◆ **About this task**
Repeat the listing below in full and exactly. Pictures are to be omitted.

◆ **Dataset records**
+-------+

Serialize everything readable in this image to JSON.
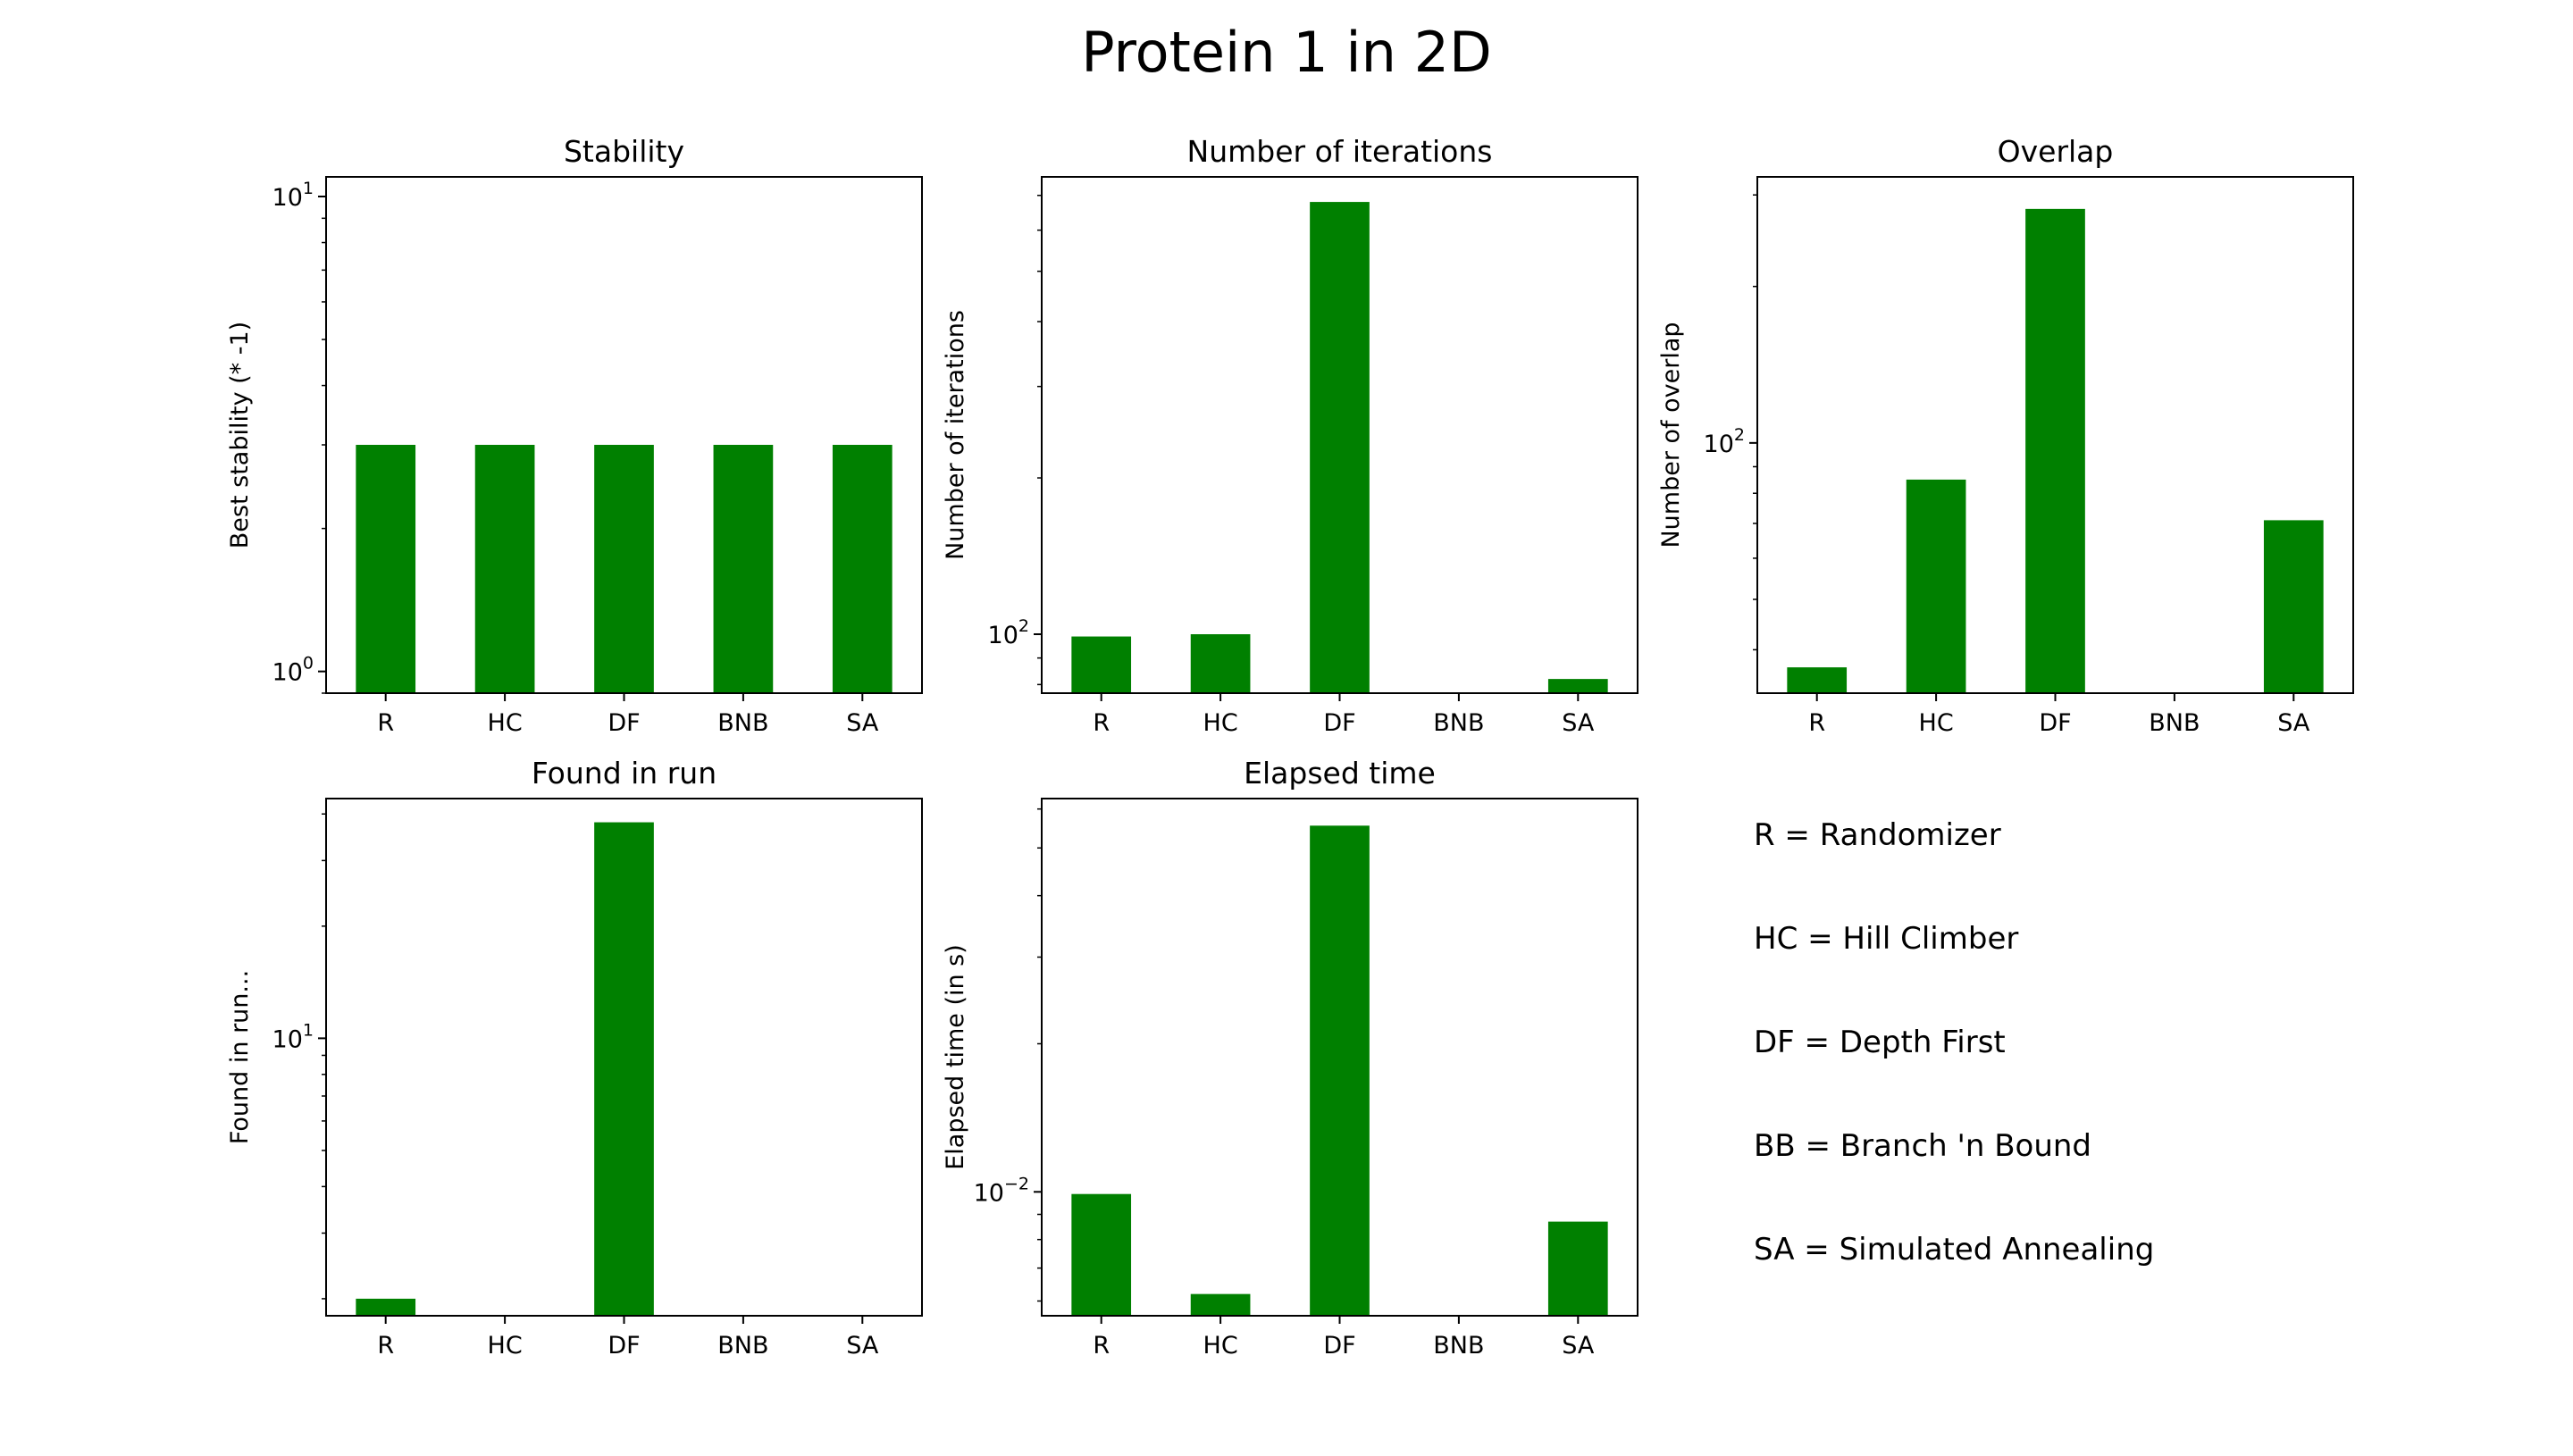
{
  "figure_title": "Protein 1 in 2D",
  "bar_color": "#008000",
  "legend": [
    "R = Randomizer",
    "HC = Hill Climber",
    "DF = Depth First",
    "BB = Branch 'n Bound",
    "SA = Simulated Annealing"
  ],
  "chart_data": [
    {
      "type": "bar",
      "title": "Stability",
      "ylabel": "Best stability (* -1)",
      "yscale": "log",
      "categories": [
        "R",
        "HC",
        "DF",
        "BNB",
        "SA"
      ],
      "values": [
        3,
        3,
        3,
        3,
        3
      ],
      "ylim": [
        0.9,
        11
      ],
      "ytick_labels": [
        {
          "value": 1,
          "base": "10",
          "exp": "0"
        },
        {
          "value": 10,
          "base": "10",
          "exp": "1"
        }
      ]
    },
    {
      "type": "bar",
      "title": "Number of iterations",
      "ylabel": "Number of iterations",
      "yscale": "log",
      "categories": [
        "R",
        "HC",
        "DF",
        "BNB",
        "SA"
      ],
      "values": [
        99,
        100,
        680,
        null,
        82
      ],
      "ylim": [
        77,
        760
      ],
      "ytick_labels": [
        {
          "value": 100,
          "base": "10",
          "exp": "2"
        }
      ]
    },
    {
      "type": "bar",
      "title": "Overlap",
      "ylabel": "Number  of overlap",
      "yscale": "log",
      "categories": [
        "R",
        "HC",
        "DF",
        "BNB",
        "SA"
      ],
      "values": [
        37,
        85,
        282,
        null,
        71
      ],
      "ylim": [
        33,
        325
      ],
      "ytick_labels": [
        {
          "value": 100,
          "base": "10",
          "exp": "2"
        }
      ]
    },
    {
      "type": "bar",
      "title": "Found in run",
      "ylabel": "Found in run...",
      "yscale": "log",
      "categories": [
        "R",
        "HC",
        "DF",
        "BNB",
        "SA"
      ],
      "values": [
        2,
        null,
        38,
        null,
        null
      ],
      "ylim": [
        1.8,
        44
      ],
      "ytick_labels": [
        {
          "value": 10,
          "base": "10",
          "exp": "1"
        }
      ]
    },
    {
      "type": "bar",
      "title": "Elapsed time",
      "ylabel": "Elapsed time (in s)",
      "yscale": "log",
      "categories": [
        "R",
        "HC",
        "DF",
        "BNB",
        "SA"
      ],
      "values": [
        0.0099,
        0.0062,
        0.0555,
        null,
        0.0087
      ],
      "ylim": [
        0.0056,
        0.063
      ],
      "ytick_labels": [
        {
          "value": 0.01,
          "base": "10",
          "exp": "−2"
        }
      ]
    }
  ]
}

+-------+

◆ **Your response**
Serialize everything readable in this image to JSON.
{
  "figure_title": "Protein 1 in 2D",
  "bar_color": "#008000",
  "legend": [
    "R = Randomizer",
    "HC = Hill Climber",
    "DF = Depth First",
    "BB = Branch 'n Bound",
    "SA = Simulated Annealing"
  ],
  "chart_data": [
    {
      "type": "bar",
      "title": "Stability",
      "ylabel": "Best stability (* -1)",
      "yscale": "log",
      "categories": [
        "R",
        "HC",
        "DF",
        "BNB",
        "SA"
      ],
      "values": [
        3,
        3,
        3,
        3,
        3
      ],
      "ylim": [
        0.9,
        11
      ],
      "ytick_labels": [
        {
          "value": 1,
          "base": "10",
          "exp": "0"
        },
        {
          "value": 10,
          "base": "10",
          "exp": "1"
        }
      ]
    },
    {
      "type": "bar",
      "title": "Number of iterations",
      "ylabel": "Number of iterations",
      "yscale": "log",
      "categories": [
        "R",
        "HC",
        "DF",
        "BNB",
        "SA"
      ],
      "values": [
        99,
        100,
        680,
        null,
        82
      ],
      "ylim": [
        77,
        760
      ],
      "ytick_labels": [
        {
          "value": 100,
          "base": "10",
          "exp": "2"
        }
      ]
    },
    {
      "type": "bar",
      "title": "Overlap",
      "ylabel": "Number  of overlap",
      "yscale": "log",
      "categories": [
        "R",
        "HC",
        "DF",
        "BNB",
        "SA"
      ],
      "values": [
        37,
        85,
        282,
        null,
        71
      ],
      "ylim": [
        33,
        325
      ],
      "ytick_labels": [
        {
          "value": 100,
          "base": "10",
          "exp": "2"
        }
      ]
    },
    {
      "type": "bar",
      "title": "Found in run",
      "ylabel": "Found in run...",
      "yscale": "log",
      "categories": [
        "R",
        "HC",
        "DF",
        "BNB",
        "SA"
      ],
      "values": [
        2,
        null,
        38,
        null,
        null
      ],
      "ylim": [
        1.8,
        44
      ],
      "ytick_labels": [
        {
          "value": 10,
          "base": "10",
          "exp": "1"
        }
      ]
    },
    {
      "type": "bar",
      "title": "Elapsed time",
      "ylabel": "Elapsed time (in s)",
      "yscale": "log",
      "categories": [
        "R",
        "HC",
        "DF",
        "BNB",
        "SA"
      ],
      "values": [
        0.0099,
        0.0062,
        0.0555,
        null,
        0.0087
      ],
      "ylim": [
        0.0056,
        0.063
      ],
      "ytick_labels": [
        {
          "value": 0.01,
          "base": "10",
          "exp": "−2"
        }
      ]
    }
  ]
}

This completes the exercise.